» What you have to do:
Please state how many lines in the records contain the string "ylabel", with no words besides the number.
--- Supplied entries ---
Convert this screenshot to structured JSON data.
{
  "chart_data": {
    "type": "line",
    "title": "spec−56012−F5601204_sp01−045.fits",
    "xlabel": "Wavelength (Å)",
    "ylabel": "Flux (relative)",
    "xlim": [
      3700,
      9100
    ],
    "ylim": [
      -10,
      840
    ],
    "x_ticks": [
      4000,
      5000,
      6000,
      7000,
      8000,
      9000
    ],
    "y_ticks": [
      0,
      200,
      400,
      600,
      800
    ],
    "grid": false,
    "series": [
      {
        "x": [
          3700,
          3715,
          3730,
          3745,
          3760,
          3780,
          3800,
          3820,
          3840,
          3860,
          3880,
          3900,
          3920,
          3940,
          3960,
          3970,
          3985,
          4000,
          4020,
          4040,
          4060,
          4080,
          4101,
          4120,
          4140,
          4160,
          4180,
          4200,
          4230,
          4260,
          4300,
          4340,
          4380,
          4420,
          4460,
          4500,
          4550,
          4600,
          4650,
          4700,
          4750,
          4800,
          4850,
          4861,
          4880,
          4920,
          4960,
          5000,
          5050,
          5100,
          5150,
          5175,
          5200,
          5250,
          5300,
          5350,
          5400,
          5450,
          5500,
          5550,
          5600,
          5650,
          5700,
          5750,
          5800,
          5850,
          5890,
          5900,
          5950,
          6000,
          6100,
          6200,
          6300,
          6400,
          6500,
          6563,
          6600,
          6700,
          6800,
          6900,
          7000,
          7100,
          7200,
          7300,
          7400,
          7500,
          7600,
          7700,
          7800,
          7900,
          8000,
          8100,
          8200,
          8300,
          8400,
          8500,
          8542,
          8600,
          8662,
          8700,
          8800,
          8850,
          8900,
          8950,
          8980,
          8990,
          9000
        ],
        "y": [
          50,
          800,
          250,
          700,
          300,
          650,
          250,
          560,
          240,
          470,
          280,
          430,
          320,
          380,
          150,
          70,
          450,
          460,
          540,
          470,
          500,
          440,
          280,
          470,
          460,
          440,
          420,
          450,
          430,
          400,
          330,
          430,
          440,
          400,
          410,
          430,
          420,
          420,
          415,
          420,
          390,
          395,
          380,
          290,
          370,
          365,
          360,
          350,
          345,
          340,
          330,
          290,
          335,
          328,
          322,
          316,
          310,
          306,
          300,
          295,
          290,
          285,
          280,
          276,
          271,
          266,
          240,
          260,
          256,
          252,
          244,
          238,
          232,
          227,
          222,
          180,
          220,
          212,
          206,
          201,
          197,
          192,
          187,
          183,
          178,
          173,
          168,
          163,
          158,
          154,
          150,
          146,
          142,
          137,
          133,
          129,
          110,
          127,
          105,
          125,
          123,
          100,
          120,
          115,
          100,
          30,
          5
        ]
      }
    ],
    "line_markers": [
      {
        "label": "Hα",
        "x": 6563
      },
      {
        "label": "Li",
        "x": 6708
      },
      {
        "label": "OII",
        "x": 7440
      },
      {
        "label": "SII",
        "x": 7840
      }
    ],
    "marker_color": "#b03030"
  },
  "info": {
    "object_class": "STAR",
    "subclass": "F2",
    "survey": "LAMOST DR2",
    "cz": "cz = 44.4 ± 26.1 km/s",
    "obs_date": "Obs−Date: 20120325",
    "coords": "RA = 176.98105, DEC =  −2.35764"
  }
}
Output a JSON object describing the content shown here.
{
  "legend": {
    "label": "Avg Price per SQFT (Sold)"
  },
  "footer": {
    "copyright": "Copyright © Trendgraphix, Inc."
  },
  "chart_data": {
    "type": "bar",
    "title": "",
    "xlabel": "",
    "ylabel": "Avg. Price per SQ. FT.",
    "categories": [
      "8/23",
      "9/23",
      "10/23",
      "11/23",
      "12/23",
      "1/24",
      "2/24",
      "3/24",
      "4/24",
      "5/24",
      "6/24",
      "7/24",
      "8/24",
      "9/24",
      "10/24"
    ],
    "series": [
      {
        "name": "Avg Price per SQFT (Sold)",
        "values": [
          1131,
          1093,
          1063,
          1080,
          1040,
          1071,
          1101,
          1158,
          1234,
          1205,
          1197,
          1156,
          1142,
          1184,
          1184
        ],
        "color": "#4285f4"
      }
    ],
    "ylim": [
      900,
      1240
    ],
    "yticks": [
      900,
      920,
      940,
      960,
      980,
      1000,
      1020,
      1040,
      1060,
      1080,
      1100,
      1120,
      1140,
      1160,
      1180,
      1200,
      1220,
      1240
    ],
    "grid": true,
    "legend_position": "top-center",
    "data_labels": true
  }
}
---
» Response:
2